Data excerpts
==*==
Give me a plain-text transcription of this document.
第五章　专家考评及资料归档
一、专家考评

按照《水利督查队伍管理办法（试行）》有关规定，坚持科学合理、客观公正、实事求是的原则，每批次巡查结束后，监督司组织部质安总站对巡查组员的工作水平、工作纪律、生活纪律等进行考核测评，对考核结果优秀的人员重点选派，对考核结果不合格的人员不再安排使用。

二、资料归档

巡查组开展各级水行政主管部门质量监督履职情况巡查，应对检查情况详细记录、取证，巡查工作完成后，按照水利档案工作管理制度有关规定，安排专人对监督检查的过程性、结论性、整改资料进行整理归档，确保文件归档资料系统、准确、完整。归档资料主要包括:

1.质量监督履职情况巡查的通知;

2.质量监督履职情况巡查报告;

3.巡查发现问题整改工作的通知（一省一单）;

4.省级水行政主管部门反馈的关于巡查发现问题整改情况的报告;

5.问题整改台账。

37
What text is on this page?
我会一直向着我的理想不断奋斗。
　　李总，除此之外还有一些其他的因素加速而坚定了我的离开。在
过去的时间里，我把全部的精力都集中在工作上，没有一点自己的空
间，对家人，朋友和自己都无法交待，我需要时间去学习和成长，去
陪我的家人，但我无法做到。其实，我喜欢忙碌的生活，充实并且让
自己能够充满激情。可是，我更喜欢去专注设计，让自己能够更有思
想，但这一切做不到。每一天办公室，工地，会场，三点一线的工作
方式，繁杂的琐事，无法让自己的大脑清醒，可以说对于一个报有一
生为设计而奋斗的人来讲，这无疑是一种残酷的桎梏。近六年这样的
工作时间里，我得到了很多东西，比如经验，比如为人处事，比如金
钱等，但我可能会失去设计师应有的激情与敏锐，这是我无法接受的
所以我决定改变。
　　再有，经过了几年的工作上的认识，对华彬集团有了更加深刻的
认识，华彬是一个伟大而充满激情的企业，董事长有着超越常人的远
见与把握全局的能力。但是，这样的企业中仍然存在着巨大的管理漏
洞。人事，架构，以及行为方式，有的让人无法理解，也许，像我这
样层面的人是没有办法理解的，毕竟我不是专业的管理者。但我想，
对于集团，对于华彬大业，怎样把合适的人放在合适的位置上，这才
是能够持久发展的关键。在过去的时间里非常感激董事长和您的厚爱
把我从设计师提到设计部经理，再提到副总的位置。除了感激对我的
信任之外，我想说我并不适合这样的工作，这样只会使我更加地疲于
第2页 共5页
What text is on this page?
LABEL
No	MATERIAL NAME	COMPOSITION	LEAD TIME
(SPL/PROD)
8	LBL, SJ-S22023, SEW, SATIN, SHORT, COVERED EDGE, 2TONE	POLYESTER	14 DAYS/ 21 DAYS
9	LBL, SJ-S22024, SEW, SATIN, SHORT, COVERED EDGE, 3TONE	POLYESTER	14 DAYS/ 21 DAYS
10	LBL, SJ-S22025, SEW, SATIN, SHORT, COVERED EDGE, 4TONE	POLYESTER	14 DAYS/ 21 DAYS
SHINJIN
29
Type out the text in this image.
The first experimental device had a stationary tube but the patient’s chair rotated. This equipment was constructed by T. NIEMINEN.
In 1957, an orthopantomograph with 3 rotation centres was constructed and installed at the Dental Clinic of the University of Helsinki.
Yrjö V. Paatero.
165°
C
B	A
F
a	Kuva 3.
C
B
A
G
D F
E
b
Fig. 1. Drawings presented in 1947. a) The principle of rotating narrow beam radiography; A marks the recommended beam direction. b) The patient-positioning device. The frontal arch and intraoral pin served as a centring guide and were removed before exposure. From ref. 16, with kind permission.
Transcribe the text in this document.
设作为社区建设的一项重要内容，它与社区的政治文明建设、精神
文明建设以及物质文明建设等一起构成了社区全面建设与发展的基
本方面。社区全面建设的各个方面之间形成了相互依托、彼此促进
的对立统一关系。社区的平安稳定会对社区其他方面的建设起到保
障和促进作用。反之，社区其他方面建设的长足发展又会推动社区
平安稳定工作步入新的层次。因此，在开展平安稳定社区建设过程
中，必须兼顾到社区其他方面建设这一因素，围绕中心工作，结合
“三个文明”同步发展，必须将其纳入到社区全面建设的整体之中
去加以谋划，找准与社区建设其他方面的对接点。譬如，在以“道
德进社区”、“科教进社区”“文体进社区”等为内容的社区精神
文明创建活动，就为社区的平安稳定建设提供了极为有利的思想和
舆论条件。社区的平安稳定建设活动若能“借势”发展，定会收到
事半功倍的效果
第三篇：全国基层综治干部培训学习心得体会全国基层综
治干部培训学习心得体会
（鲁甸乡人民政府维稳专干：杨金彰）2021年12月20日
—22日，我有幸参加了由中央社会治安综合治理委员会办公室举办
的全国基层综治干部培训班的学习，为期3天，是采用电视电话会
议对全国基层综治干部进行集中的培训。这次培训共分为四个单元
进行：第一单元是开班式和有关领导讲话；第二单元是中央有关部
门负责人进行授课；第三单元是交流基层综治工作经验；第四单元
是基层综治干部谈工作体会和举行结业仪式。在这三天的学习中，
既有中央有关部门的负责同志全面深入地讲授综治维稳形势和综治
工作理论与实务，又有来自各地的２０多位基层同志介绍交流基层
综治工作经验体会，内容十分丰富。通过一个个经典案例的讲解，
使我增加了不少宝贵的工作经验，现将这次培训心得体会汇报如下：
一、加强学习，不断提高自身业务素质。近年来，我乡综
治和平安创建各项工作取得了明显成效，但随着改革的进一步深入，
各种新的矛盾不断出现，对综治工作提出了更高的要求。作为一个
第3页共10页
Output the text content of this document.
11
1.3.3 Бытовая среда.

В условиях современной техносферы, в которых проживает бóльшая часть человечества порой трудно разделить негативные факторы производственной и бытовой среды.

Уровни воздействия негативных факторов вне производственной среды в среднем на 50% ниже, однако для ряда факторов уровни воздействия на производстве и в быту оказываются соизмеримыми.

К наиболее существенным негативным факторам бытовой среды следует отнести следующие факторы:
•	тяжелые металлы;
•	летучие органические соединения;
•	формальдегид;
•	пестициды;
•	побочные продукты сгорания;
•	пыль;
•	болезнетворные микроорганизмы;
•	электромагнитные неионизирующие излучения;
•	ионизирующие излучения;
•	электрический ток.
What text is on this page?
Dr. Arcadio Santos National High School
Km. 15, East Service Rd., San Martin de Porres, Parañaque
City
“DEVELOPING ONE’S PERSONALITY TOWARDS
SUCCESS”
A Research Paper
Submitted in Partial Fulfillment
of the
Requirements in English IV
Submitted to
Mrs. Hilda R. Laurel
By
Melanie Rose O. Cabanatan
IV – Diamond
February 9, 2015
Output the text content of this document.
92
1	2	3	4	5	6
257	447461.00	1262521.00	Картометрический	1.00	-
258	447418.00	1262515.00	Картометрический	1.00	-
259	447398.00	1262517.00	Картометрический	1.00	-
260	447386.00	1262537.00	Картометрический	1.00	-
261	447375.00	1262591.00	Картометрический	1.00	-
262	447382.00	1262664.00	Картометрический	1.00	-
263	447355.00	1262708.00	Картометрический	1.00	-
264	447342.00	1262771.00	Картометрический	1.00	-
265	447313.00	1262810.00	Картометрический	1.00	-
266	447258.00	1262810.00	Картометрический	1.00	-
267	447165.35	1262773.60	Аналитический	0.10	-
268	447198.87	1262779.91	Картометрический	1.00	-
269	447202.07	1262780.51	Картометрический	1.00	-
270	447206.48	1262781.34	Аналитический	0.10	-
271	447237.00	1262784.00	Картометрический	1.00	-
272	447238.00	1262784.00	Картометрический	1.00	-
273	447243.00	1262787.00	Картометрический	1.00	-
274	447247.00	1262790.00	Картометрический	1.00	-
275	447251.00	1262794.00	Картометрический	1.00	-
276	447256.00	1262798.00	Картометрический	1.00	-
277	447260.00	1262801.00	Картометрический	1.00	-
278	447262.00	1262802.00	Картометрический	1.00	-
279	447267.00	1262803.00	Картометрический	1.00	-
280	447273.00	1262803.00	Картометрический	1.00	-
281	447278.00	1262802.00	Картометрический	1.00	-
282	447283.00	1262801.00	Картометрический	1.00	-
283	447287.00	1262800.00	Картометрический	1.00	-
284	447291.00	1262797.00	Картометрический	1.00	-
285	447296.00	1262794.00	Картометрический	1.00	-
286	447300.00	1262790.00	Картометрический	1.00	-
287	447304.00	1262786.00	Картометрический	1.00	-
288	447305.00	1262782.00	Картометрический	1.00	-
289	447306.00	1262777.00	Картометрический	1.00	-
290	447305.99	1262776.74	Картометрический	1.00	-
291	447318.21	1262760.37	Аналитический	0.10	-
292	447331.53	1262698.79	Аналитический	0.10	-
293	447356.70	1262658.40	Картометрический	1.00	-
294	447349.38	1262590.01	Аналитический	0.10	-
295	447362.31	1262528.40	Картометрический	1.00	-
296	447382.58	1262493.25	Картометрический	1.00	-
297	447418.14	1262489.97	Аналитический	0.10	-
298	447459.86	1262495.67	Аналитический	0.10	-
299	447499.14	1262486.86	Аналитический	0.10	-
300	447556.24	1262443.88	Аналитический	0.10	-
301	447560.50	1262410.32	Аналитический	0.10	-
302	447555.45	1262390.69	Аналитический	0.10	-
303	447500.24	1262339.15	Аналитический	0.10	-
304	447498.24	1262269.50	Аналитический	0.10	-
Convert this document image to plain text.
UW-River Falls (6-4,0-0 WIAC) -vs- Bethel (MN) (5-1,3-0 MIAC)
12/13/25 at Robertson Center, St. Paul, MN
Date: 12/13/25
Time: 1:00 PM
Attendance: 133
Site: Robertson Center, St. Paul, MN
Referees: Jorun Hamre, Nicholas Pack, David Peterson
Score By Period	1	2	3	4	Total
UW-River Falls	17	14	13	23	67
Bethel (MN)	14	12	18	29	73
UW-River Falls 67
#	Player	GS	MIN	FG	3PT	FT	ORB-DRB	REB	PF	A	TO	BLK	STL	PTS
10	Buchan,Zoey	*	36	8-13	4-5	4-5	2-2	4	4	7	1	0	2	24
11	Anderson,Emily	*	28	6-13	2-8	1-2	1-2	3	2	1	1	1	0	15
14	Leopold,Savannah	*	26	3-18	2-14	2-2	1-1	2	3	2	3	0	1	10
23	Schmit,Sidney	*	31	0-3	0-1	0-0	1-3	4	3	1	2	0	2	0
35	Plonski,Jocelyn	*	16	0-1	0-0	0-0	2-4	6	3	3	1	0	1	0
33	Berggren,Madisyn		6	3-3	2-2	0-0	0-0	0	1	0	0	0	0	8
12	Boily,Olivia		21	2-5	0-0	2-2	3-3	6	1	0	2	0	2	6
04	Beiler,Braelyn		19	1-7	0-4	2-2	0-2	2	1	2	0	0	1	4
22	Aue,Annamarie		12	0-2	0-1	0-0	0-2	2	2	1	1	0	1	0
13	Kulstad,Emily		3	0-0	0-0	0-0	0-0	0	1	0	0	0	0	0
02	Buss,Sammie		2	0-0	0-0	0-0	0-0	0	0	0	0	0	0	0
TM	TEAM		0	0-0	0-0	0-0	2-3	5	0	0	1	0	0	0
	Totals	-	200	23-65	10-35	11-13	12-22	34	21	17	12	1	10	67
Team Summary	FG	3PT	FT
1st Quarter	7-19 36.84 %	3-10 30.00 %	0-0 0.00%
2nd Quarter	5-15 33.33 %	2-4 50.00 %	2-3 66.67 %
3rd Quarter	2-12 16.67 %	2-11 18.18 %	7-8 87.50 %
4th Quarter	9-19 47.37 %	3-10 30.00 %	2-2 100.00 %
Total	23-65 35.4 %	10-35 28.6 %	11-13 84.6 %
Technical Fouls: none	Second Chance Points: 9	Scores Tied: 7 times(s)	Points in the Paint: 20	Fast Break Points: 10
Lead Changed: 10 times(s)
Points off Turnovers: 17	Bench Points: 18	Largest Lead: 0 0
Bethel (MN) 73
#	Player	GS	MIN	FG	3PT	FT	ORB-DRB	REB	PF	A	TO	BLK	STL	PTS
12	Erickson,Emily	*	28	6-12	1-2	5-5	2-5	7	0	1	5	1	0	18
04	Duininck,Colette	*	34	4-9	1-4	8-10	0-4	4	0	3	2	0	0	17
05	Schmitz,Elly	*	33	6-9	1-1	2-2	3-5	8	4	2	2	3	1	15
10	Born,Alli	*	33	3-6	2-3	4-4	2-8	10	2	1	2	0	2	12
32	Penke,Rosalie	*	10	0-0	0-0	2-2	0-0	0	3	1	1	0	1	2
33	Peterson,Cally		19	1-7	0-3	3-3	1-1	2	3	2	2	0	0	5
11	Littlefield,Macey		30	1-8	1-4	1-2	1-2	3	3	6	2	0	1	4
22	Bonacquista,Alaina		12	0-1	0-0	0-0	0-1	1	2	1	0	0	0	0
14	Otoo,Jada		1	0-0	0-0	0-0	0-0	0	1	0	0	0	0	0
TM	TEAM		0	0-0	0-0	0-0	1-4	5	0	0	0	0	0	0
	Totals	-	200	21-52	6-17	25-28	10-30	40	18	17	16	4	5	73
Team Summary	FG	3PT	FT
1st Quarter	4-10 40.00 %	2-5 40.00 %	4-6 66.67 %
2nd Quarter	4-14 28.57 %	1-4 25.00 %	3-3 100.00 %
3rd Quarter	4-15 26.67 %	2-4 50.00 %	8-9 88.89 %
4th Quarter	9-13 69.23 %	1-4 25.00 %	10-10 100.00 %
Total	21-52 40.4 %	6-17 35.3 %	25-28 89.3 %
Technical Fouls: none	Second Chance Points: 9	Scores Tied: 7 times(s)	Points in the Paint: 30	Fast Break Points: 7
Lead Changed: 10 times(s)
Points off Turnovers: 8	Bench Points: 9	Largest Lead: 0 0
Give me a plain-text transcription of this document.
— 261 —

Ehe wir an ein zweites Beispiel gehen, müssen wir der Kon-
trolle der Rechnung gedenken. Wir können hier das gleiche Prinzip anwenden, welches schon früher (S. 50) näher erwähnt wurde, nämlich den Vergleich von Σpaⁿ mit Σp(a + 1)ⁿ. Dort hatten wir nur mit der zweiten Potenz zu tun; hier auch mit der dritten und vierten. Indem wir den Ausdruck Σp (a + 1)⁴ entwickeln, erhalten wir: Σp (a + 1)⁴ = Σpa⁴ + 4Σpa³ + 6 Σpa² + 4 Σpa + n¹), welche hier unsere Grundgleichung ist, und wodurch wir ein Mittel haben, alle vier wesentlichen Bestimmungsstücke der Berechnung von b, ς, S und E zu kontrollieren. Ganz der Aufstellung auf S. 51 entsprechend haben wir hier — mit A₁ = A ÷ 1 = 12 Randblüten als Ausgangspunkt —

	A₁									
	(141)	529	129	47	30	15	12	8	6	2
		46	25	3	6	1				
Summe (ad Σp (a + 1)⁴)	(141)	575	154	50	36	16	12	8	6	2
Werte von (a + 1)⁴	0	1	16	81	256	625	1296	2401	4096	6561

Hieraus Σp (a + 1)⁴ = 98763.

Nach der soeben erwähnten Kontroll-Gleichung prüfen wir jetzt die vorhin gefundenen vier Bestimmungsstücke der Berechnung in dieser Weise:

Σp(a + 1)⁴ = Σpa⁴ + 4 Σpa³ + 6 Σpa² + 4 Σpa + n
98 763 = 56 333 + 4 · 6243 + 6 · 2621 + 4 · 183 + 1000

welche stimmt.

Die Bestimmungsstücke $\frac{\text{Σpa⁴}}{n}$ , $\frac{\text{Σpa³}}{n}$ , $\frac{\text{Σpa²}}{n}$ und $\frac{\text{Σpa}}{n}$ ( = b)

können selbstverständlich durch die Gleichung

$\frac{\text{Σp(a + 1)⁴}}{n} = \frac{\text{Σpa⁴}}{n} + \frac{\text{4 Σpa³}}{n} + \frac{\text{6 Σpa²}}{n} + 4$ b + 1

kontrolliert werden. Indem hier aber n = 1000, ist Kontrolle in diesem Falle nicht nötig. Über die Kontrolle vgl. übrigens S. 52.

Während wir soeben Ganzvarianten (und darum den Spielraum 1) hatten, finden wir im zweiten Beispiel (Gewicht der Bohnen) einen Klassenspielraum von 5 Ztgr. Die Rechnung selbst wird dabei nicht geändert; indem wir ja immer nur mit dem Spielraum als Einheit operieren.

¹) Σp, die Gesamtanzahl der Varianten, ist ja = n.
==*==
Using the listing above, list every line in which the string "Paint" occurs.

Technical Fouls: none	Second Chance Points: 9	Scores Tied: 7 times(s)	Points in the Paint: 20	Fast Break Points: 10
Technical Fouls: none	Second Chance Points: 9	Scores Tied: 7 times(s)	Points in the Paint: 30	Fast Break Points: 7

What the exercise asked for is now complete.